> What the task asks: Transcribe every entry word for word, leaving out all images.
### Record set
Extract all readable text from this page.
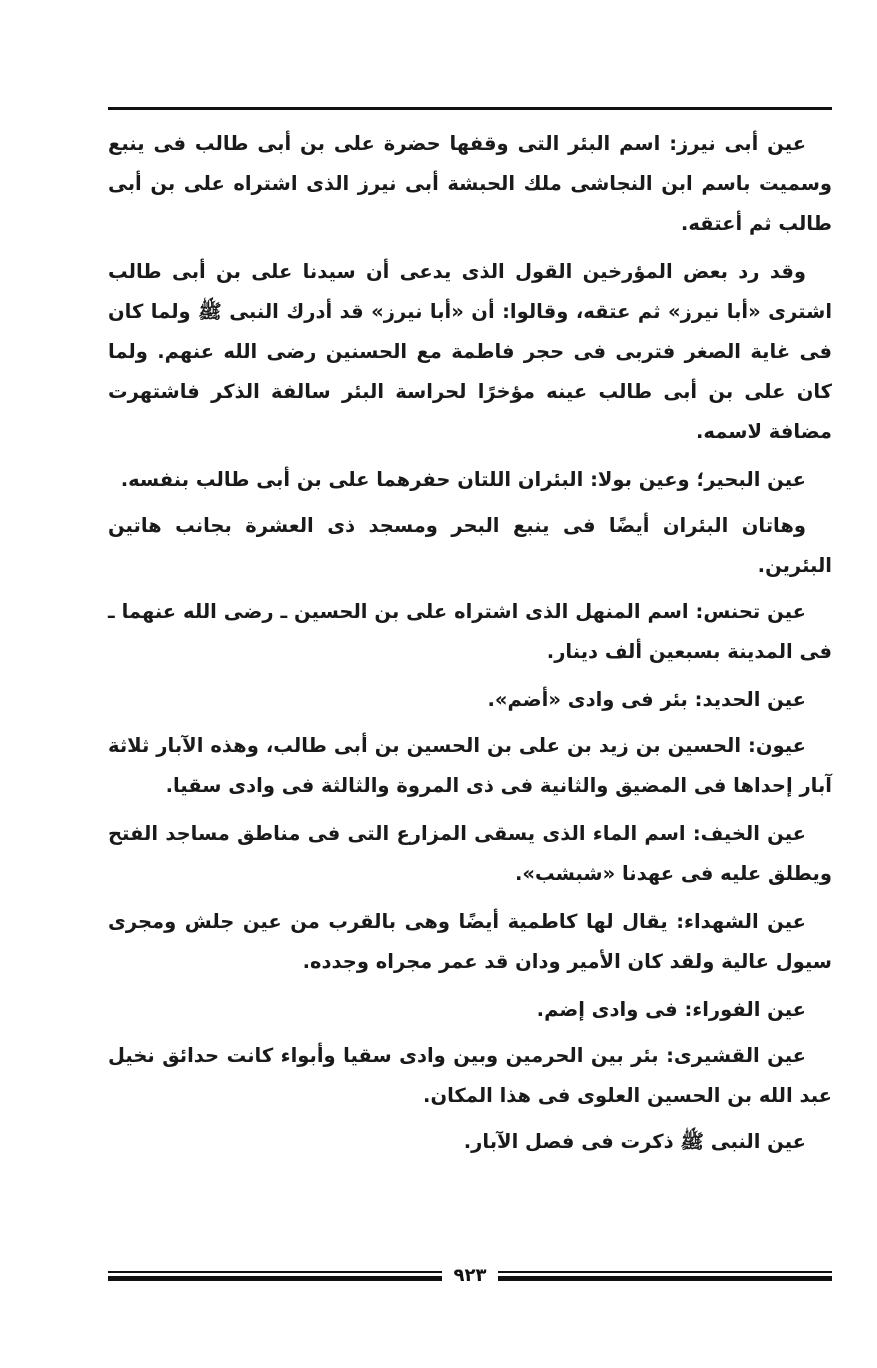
عين أبى نيرز: اسم البئر التى وقفها حضرة على بن أبى طالب فى ينبع وسميت باسم ابن النجاشى ملك الحبشة أبى نيرز الذى اشتراه على بن أبى طالب ثم أعتقه.

وقد رد بعض المؤرخين القول الذى يدعى أن سيدنا على بن أبى طالب اشترى «أبا نيرز» ثم عتقه، وقالوا: أن «أبا نيرز» قد أدرك النبى ﷺ ولما كان فى غاية الصغر فتربى فى حجر فاطمة مع الحسنين رضى الله عنهم. ولما كان على بن أبى طالب عينه مؤخرًا لحراسة البئر سالفة الذكر فاشتهرت مضافة لاسمه.

عين البحير؛ وعين بولا: البئران اللتان حفرهما على بن أبى طالب بنفسه.

وهاتان البئران أيضًا فى ينبع البحر ومسجد ذى العشرة بجانب هاتين البئرين.

عين تحنس: اسم المنهل الذى اشتراه على بن الحسين ـ رضى الله عنهما ـ فى المدينة بسبعين ألف دينار.

عين الحديد: بئر فى وادى «أضم».

عيون: الحسين بن زيد بن على بن الحسين بن أبى طالب، وهذه الآبار ثلاثة آبار إحداها فى المضيق والثانية فى ذى المروة والثالثة فى وادى سقيا.

عين الخيف: اسم الماء الذى يسقى المزارع التى فى مناطق مساجد الفتح ويطلق عليه فى عهدنا «شبشب».

عين الشهداء: يقال لها كاطمية أيضًا وهى بالقرب من عين جلش ومجرى سيول عالية ولقد كان الأمير ودان قد عمر مجراه وجدده.

عين الفوراء: فى وادى إضم.

عين القشيرى: بئر بين الحرمين وبين وادى سقيا وأبواء كانت حدائق نخيل عبد الله بن الحسين العلوى فى هذا المكان.

عين النبى ﷺ ذكرت فى فصل الآبار.

٩٢٣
######
> Exercise output:
Extract all readable text from this page.
عين أبى نيرز: اسم البئر التى وقفها حضرة على بن أبى طالب فى ينبع وسميت باسم ابن النجاشى ملك الحبشة أبى نيرز الذى اشتراه على بن أبى طالب ثم أعتقه.

وقد رد بعض المؤرخين القول الذى يدعى أن سيدنا على بن أبى طالب اشترى «أبا نيرز» ثم عتقه، وقالوا: أن «أبا نيرز» قد أدرك النبى ﷺ ولما كان فى غاية الصغر فتربى فى حجر فاطمة مع الحسنين رضى الله عنهم. ولما كان على بن أبى طالب عينه مؤخرًا لحراسة البئر سالفة الذكر فاشتهرت مضافة لاسمه.

عين البحير؛ وعين بولا: البئران اللتان حفرهما على بن أبى طالب بنفسه.

وهاتان البئران أيضًا فى ينبع البحر ومسجد ذى العشرة بجانب هاتين البئرين.

عين تحنس: اسم المنهل الذى اشتراه على بن الحسين ـ رضى الله عنهما ـ فى المدينة بسبعين ألف دينار.

عين الحديد: بئر فى وادى «أضم».

عيون: الحسين بن زيد بن على بن الحسين بن أبى طالب، وهذه الآبار ثلاثة آبار إحداها فى المضيق والثانية فى ذى المروة والثالثة فى وادى سقيا.

عين الخيف: اسم الماء الذى يسقى المزارع التى فى مناطق مساجد الفتح ويطلق عليه فى عهدنا «شبشب».

عين الشهداء: يقال لها كاطمية أيضًا وهى بالقرب من عين جلش ومجرى سيول عالية ولقد كان الأمير ودان قد عمر مجراه وجدده.

عين الفوراء: فى وادى إضم.

عين القشيرى: بئر بين الحرمين وبين وادى سقيا وأبواء كانت حدائق نخيل عبد الله بن الحسين العلوى فى هذا المكان.

عين النبى ﷺ ذكرت فى فصل الآبار.

٩٢٣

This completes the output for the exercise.